Aim:
Find every line in the material that contains the word "light" and copy each of those lines in full. Case counts.
· · ·
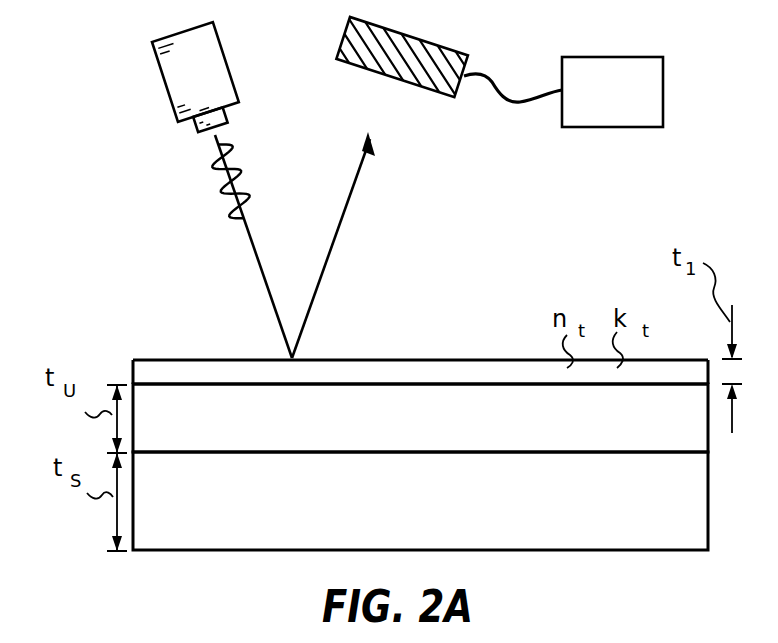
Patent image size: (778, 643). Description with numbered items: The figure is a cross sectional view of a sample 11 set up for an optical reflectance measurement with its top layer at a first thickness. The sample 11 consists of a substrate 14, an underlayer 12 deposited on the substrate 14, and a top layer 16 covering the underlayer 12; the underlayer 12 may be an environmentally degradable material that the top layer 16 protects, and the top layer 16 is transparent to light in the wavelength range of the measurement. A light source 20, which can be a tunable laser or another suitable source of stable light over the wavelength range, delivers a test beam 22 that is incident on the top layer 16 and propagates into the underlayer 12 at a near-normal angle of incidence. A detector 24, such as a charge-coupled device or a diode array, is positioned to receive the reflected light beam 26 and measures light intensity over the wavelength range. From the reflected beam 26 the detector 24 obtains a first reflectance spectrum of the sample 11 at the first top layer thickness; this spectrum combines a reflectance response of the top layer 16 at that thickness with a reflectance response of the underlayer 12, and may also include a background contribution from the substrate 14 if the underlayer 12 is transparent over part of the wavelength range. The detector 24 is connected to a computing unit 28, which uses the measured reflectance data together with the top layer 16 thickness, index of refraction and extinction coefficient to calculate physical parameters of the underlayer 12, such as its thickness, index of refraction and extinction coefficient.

The sample 11 is at (138, 308).
The underlayer 12 is at (662, 430).
The substrate 14 is at (662, 525).
The top layer 16 is at (495, 358).
The light source 20 is at (163, 82).
The test beam 22 is at (257, 265).
The detector 24 is at (438, 44).
The reflected light beam 26 is at (343, 220).
The computing unit 28 is at (623, 127).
· · ·
Solution for this problem:
Patent image size: (778, 643). Description with numbered items: The figure is a cross sectional view of a sample 11 set up for an optical reflectance measurement with its top layer at a first thickness. The sample 11 consists of a substrate 14, an underlayer 12 deposited on the substrate 14, and a top layer 16 covering the underlayer 12; the underlayer 12 may be an environmentally degradable material that the top layer 16 protects, and the top layer 16 is transparent to light in the wavelength range of the measurement. A light source 20, which can be a tunable laser or another suitable source of stable light over the wavelength range, delivers a test beam 22 that is incident on the top layer 16 and propagates into the underlayer 12 at a near-normal angle of incidence. A detector 24, such as a charge-coupled device or a diode array, is positioned to receive the reflected light beam 26 and measures light intensity over the wavelength range. From the reflected beam 26 the detector 24 obtains a first reflectance spectrum of the sample 11 at the first top layer thickness; this spectrum combines a reflectance response of the top layer 16 at that thickness with a reflectance response of the underlayer 12, and may also include a background contribution from the substrate 14 if the underlayer 12 is transparent over part of the wavelength range. The detector 24 is connected to a computing unit 28, which uses the measured reflectance data together with the top layer 16 thickness, index of refraction and extinction coefficient to calculate physical parameters of the underlayer 12, such as its thickness, index of refraction and extinction coefficient.
The light source 20 is at (163, 82).
The reflected light beam 26 is at (343, 220).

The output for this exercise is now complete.